→ **The request**: Identify the lines that contain the string "from", then copy each of them.

→ **Data supplied**:
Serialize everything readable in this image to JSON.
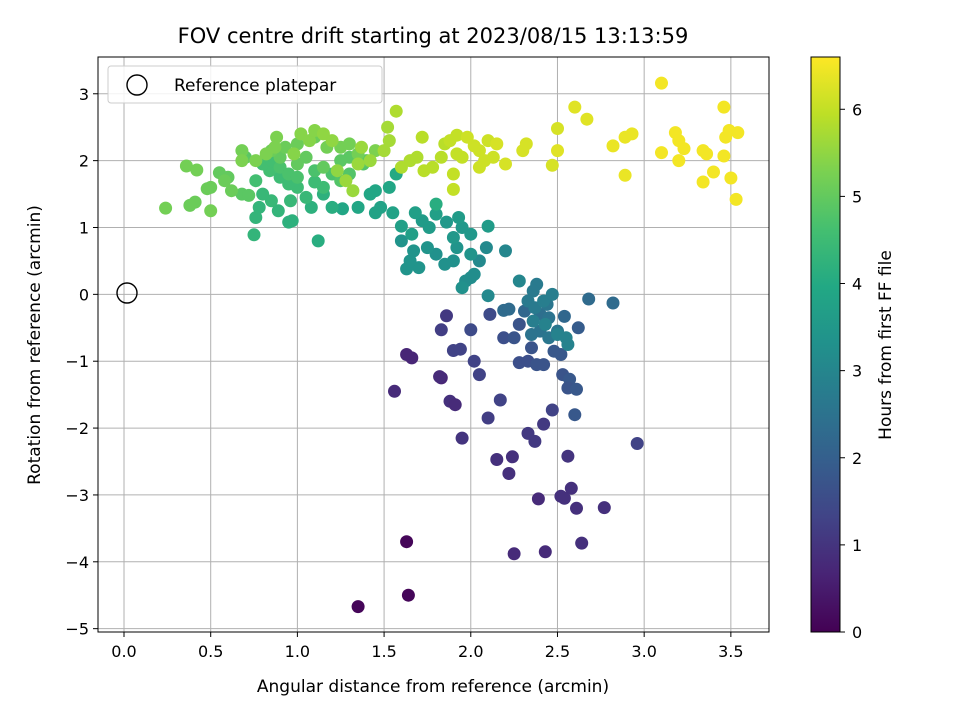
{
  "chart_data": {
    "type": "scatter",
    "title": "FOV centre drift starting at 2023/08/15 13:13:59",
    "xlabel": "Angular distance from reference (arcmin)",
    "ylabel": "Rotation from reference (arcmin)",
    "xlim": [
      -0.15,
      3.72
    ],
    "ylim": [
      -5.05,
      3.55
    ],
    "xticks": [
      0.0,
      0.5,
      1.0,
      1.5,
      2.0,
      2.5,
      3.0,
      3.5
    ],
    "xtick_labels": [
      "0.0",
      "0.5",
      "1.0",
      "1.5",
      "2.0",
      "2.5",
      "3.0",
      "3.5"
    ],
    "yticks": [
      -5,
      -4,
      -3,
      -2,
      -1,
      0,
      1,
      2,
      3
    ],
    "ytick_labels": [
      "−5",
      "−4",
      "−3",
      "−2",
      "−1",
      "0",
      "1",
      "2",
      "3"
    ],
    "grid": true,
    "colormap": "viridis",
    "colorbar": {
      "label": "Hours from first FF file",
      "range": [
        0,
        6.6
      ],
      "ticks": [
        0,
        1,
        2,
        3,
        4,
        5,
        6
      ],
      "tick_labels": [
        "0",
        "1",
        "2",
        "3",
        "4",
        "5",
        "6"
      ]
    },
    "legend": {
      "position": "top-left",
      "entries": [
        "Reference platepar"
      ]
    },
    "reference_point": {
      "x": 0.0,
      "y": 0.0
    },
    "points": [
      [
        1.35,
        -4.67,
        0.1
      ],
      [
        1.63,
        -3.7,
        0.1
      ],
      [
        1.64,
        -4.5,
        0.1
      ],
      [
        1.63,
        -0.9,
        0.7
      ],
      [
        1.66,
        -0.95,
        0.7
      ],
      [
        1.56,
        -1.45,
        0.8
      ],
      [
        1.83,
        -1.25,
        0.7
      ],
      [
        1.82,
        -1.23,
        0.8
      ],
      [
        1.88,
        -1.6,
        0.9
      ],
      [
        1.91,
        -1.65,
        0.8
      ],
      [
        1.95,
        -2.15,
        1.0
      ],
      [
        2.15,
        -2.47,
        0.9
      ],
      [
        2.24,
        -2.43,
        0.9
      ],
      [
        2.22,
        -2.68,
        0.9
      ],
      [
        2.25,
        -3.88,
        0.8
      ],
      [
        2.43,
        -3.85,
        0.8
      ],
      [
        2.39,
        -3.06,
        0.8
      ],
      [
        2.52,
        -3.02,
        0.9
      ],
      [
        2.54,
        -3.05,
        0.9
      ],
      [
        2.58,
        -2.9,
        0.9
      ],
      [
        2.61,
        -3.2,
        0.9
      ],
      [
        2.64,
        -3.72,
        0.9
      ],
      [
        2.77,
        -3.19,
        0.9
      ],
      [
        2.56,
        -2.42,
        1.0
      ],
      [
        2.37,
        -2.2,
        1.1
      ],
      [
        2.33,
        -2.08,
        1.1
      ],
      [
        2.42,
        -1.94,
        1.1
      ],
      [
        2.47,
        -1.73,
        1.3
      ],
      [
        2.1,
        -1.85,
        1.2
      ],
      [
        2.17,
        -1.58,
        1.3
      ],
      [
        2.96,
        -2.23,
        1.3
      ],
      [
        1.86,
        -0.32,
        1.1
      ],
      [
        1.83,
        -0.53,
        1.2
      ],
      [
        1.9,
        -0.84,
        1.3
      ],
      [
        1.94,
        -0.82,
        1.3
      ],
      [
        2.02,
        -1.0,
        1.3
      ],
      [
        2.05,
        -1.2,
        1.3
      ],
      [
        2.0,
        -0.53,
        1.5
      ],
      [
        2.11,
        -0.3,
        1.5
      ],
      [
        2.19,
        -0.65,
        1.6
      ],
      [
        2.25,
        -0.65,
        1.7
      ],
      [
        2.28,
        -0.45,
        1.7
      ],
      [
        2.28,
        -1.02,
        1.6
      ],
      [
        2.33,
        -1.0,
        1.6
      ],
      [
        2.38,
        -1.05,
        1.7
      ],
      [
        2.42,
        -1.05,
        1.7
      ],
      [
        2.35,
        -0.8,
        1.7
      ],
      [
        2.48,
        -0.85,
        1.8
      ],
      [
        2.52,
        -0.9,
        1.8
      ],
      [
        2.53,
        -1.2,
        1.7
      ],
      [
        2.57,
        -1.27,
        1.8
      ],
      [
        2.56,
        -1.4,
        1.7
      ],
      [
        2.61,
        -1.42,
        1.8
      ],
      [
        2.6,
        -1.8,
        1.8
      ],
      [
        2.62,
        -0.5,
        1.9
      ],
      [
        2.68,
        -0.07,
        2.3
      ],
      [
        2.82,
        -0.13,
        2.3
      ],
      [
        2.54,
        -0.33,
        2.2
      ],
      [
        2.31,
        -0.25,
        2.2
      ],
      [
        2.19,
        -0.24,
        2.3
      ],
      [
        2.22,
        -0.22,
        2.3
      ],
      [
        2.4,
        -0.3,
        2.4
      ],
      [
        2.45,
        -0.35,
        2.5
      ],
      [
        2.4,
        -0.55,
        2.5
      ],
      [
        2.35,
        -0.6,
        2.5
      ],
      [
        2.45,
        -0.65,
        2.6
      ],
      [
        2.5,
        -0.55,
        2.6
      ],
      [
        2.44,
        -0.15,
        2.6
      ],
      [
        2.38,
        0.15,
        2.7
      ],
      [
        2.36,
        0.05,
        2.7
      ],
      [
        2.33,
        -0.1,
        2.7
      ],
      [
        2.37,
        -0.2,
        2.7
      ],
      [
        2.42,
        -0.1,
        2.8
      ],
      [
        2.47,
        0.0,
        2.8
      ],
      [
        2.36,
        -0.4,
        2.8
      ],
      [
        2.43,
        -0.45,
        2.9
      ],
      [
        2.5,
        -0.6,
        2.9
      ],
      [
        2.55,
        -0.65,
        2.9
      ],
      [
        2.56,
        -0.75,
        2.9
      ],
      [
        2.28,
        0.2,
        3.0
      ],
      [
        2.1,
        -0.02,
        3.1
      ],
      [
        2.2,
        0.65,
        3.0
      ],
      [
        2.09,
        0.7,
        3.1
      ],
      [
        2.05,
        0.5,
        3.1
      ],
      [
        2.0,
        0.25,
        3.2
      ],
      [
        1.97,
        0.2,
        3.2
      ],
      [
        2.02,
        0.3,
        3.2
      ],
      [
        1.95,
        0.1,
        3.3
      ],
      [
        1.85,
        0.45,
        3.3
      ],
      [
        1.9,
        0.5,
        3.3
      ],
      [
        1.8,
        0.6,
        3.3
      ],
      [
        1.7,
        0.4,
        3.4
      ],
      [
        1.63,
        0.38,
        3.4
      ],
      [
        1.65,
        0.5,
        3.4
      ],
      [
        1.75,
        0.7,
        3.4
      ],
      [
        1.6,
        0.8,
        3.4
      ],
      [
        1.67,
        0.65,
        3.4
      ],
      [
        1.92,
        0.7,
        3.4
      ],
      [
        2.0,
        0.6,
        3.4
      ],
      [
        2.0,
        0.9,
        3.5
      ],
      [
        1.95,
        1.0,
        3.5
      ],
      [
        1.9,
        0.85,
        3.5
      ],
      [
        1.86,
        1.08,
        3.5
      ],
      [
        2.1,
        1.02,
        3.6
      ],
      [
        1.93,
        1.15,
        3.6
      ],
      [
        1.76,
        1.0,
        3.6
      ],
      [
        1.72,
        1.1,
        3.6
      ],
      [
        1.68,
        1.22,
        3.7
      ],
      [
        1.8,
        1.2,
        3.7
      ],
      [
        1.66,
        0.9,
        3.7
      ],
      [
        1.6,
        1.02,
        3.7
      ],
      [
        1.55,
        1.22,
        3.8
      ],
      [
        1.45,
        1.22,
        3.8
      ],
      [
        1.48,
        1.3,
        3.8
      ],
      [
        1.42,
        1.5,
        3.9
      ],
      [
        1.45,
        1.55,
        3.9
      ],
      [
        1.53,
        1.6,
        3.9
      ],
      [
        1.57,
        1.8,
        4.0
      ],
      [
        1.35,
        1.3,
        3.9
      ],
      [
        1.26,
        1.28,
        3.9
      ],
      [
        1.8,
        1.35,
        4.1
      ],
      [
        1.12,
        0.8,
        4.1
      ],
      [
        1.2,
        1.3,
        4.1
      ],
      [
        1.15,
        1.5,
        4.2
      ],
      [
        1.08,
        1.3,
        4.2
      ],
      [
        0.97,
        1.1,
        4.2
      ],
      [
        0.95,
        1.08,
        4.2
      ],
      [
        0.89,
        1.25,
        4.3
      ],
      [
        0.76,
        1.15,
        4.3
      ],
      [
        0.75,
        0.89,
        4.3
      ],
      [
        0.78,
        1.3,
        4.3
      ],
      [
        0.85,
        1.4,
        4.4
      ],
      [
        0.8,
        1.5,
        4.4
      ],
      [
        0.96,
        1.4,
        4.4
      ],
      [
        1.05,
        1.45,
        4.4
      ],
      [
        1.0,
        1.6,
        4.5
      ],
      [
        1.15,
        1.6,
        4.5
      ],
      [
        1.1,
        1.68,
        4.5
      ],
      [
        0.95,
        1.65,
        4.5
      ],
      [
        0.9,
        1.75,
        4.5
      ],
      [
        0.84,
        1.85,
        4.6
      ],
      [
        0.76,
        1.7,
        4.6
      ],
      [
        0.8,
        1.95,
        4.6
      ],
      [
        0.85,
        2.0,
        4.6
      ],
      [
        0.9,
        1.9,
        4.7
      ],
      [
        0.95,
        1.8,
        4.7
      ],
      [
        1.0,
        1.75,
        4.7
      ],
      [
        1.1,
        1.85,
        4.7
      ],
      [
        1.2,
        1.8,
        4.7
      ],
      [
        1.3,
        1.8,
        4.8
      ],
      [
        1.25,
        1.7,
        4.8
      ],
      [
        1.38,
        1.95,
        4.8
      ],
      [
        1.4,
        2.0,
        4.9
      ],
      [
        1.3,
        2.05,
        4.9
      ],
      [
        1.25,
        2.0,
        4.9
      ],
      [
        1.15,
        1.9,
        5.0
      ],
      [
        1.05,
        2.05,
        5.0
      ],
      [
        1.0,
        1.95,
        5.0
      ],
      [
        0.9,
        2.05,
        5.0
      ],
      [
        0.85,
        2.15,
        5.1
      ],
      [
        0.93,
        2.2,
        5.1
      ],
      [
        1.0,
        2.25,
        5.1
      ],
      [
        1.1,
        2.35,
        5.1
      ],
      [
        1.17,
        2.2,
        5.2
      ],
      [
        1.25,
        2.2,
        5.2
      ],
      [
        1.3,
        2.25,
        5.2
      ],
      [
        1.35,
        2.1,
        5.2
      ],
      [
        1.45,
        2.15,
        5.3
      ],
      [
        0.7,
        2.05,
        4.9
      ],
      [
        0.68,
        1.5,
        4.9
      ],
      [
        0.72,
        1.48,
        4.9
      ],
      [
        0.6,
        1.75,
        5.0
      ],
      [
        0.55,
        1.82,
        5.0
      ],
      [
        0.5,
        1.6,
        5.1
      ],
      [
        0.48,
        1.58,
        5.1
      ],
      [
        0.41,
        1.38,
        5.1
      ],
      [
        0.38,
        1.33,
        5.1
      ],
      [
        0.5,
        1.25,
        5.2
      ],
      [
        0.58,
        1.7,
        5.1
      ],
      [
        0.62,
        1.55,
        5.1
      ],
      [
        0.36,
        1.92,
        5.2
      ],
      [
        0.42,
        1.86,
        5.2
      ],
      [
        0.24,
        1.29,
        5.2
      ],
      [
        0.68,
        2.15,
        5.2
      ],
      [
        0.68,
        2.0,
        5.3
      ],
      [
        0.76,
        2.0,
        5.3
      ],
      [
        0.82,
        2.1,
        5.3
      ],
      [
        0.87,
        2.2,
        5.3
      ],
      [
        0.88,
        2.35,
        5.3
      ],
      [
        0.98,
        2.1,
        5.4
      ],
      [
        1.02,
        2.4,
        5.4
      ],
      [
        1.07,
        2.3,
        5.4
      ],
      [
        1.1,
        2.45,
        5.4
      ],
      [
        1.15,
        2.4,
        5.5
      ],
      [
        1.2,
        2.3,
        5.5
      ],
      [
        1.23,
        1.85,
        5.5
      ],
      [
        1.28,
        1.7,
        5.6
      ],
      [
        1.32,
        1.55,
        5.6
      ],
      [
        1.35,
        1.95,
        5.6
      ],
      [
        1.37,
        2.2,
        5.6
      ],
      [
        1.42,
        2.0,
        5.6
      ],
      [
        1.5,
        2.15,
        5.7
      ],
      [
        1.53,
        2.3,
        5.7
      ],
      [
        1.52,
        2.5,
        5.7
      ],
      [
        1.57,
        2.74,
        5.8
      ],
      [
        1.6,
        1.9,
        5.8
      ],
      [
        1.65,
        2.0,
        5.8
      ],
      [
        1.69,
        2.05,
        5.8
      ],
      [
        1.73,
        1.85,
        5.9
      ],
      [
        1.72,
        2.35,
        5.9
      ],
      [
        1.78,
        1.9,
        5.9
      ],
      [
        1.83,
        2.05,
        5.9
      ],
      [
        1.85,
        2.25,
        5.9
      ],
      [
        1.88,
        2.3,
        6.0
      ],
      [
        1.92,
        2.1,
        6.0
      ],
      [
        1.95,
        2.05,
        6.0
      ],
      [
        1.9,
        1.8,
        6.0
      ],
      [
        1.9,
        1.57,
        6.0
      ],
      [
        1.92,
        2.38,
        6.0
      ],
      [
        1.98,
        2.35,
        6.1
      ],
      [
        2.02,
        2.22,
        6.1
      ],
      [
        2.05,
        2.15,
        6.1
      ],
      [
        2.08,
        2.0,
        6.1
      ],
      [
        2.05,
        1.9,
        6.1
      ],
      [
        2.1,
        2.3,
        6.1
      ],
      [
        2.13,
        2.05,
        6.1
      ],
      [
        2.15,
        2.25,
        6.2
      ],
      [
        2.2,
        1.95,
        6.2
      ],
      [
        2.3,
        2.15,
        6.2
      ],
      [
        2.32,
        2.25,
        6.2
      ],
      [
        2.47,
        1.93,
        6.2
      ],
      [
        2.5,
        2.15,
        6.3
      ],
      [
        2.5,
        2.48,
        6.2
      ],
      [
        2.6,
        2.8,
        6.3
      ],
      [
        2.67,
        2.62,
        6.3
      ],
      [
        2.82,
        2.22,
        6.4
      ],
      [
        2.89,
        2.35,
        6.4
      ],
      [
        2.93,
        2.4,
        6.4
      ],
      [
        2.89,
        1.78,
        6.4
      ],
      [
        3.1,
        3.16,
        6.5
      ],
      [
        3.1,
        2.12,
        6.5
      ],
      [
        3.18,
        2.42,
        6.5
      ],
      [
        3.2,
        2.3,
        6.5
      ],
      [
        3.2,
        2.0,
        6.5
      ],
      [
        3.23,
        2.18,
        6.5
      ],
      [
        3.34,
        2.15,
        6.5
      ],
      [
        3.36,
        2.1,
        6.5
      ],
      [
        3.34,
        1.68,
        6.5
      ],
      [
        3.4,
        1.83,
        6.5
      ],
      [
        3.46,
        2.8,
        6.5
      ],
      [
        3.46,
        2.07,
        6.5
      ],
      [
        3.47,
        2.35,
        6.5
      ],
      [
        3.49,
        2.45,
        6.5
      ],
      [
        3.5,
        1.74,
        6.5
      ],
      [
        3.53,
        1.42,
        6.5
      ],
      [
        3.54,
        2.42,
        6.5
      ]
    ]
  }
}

→ **Exercise output**:
    "xlabel": "Angular distance from reference (arcmin)",
    "ylabel": "Rotation from reference (arcmin)",
      "label": "Hours from first FF file",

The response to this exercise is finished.